(Part of a data file)

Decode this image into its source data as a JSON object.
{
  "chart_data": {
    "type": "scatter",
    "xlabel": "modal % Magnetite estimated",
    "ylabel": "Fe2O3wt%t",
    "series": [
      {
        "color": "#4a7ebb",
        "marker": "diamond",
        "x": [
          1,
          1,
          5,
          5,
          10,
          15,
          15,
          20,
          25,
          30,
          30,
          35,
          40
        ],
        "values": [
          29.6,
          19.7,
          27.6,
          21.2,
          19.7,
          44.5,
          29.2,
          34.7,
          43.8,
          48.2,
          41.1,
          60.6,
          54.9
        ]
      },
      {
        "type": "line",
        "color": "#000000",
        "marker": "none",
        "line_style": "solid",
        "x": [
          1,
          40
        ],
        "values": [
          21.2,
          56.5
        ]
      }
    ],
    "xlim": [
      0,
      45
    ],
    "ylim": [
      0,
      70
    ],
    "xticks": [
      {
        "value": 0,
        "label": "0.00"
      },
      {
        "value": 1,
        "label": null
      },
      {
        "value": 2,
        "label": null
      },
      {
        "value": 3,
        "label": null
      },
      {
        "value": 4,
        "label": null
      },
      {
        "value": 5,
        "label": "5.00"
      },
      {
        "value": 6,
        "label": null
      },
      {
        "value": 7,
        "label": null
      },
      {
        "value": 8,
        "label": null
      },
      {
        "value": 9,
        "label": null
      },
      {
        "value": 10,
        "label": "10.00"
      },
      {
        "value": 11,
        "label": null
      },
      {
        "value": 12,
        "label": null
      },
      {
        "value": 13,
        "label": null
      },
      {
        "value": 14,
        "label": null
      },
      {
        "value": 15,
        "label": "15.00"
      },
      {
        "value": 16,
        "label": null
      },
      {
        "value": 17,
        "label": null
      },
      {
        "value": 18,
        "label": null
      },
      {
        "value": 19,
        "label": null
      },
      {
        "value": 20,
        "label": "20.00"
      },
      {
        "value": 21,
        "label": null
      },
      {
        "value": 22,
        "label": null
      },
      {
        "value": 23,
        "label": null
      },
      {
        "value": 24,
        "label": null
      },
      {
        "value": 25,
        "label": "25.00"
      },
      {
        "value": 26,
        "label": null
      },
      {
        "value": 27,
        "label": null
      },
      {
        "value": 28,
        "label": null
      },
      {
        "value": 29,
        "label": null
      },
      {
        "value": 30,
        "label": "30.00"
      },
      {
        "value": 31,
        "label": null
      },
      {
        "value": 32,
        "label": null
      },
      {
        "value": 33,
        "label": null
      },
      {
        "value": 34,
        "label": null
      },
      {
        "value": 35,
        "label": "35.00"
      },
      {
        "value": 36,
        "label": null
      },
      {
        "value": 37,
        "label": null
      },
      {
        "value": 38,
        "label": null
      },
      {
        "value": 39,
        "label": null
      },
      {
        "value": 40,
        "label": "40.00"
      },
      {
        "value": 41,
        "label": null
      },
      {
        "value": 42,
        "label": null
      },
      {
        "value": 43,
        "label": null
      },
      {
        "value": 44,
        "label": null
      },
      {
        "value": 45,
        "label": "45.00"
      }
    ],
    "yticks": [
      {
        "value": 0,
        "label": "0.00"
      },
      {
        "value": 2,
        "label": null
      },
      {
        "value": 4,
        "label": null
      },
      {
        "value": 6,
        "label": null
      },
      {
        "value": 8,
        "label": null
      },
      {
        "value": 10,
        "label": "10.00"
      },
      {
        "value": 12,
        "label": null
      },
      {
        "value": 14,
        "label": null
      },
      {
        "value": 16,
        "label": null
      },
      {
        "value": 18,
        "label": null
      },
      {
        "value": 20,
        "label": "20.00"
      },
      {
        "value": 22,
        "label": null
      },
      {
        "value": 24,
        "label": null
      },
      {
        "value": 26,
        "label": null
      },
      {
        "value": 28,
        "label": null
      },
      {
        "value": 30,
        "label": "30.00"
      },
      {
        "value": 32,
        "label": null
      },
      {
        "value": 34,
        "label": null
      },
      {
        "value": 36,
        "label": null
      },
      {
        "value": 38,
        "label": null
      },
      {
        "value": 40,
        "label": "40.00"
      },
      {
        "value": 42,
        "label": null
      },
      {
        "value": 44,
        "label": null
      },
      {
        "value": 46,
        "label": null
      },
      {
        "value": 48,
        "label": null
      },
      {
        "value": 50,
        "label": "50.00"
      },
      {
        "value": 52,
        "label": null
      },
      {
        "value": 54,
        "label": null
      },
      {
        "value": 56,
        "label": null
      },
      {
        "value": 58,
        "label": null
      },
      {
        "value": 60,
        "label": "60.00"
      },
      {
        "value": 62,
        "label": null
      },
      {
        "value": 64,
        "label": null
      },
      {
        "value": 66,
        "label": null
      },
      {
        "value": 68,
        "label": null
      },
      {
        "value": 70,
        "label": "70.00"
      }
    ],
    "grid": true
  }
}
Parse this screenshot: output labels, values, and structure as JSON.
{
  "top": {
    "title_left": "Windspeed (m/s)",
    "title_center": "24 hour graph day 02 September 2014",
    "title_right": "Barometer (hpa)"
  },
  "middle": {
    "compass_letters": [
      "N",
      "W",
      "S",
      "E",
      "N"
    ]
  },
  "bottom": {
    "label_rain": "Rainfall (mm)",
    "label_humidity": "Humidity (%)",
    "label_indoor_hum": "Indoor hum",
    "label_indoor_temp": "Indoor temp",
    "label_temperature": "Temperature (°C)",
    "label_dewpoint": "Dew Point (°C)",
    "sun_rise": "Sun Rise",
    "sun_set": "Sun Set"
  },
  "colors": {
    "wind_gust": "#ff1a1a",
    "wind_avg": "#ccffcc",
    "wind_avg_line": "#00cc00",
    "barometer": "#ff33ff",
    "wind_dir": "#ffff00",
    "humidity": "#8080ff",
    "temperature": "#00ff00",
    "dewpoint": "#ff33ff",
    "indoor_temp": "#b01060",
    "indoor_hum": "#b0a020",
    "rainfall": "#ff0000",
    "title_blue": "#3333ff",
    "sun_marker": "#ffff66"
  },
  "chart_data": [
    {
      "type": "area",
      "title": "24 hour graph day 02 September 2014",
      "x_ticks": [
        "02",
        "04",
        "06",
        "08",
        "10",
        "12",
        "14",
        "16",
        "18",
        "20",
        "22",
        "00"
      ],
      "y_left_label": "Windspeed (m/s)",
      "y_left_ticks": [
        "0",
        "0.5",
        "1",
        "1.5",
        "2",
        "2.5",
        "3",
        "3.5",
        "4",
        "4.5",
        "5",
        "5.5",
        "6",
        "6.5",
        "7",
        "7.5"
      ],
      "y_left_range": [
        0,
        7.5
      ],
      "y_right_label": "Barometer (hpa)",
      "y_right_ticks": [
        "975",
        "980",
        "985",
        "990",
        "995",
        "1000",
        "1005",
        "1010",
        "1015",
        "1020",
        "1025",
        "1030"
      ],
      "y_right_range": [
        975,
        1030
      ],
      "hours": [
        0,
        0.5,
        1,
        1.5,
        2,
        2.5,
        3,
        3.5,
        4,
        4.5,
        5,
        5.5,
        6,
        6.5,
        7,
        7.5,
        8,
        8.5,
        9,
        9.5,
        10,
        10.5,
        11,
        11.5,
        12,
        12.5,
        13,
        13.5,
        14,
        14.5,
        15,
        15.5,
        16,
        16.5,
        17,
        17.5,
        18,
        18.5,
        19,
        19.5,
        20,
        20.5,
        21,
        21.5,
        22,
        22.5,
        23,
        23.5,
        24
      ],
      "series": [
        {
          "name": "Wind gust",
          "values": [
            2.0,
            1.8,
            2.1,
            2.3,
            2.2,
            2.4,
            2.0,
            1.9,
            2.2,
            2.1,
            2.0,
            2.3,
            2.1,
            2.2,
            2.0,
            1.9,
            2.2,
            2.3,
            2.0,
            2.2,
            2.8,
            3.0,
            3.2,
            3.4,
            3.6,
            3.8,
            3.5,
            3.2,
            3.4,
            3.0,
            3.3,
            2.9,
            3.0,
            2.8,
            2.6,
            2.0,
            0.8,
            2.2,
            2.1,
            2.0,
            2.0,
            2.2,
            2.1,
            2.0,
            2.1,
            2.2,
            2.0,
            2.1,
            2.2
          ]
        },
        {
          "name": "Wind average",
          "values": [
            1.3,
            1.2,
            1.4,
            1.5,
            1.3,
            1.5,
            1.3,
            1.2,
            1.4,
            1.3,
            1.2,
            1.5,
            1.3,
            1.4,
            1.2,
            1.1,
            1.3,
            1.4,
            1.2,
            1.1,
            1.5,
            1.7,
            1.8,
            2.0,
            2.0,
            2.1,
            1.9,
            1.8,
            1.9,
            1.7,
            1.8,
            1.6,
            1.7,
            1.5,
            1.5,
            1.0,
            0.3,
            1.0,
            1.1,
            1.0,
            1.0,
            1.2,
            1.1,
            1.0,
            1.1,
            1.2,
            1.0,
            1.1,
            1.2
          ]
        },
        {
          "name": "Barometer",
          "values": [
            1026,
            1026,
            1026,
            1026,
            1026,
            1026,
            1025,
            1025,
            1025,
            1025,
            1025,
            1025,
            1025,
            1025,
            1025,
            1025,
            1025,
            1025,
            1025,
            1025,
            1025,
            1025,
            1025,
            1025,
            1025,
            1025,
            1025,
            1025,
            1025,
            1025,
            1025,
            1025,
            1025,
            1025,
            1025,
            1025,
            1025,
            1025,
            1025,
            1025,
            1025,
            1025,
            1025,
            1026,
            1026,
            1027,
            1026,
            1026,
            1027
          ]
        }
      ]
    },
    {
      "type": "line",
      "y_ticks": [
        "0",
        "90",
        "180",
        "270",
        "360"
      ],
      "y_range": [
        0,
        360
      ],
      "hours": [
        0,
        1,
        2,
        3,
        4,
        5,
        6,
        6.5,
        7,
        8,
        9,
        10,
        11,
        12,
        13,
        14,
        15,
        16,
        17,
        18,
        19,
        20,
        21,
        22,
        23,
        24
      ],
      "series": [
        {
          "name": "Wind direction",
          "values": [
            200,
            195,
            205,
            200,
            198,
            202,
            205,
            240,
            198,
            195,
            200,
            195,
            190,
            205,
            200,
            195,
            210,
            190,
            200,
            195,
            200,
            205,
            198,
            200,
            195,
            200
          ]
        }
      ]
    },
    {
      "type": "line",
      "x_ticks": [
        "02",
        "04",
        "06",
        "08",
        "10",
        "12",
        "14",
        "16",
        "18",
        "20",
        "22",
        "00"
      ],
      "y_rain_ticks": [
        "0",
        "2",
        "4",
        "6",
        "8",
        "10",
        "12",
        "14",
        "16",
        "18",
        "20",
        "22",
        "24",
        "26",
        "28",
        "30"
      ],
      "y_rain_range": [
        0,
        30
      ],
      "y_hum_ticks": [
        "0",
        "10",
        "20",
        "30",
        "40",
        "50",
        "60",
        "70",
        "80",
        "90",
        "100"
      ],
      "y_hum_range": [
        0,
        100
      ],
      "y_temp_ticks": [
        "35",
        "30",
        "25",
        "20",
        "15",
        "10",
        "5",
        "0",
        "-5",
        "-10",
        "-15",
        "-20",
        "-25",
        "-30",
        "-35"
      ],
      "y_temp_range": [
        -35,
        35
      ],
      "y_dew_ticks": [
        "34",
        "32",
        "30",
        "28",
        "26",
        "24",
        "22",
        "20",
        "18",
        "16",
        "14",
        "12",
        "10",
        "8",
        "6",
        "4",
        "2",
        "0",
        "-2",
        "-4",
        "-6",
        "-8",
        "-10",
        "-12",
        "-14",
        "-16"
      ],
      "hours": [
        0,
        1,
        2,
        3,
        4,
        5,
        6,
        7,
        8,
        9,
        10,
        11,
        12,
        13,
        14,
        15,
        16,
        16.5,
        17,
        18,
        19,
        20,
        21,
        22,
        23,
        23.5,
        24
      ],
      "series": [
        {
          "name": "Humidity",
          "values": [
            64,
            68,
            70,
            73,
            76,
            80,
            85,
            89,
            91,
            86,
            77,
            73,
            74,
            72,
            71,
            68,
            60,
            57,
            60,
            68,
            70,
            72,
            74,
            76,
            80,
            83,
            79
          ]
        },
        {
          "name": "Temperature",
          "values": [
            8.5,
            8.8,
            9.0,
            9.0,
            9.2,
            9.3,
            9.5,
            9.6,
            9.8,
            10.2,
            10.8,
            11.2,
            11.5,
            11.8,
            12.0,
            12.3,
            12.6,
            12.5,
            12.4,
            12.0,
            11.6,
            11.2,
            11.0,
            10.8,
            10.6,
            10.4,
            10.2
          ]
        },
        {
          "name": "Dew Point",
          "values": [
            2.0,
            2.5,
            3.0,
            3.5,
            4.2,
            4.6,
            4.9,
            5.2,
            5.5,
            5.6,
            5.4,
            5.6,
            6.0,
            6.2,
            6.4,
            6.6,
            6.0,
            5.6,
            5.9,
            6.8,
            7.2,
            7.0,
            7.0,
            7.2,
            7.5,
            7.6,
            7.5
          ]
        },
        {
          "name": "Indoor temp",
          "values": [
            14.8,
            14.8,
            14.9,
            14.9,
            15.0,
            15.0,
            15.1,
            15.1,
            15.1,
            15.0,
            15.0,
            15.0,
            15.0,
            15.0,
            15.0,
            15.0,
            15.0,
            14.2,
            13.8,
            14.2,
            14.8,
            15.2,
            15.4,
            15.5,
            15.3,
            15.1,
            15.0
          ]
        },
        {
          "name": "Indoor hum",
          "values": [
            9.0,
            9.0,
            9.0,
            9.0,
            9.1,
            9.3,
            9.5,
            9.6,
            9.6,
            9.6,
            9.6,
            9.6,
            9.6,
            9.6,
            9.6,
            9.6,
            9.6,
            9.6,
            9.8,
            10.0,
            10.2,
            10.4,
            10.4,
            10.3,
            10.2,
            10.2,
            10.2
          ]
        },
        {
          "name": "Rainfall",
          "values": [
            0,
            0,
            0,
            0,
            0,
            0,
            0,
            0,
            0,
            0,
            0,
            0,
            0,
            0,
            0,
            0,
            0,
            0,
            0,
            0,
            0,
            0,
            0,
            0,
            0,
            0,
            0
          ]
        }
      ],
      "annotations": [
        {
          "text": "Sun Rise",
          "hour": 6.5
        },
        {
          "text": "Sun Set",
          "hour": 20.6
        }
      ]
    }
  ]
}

== GOAL OF THE EXERCISE ==
Search the records above for "September". Copy each line where it is found.

== RESPONSE ==
    "title_center": "24 hour graph day 02 September 2014",
      "title": "24 hour graph day 02 September 2014",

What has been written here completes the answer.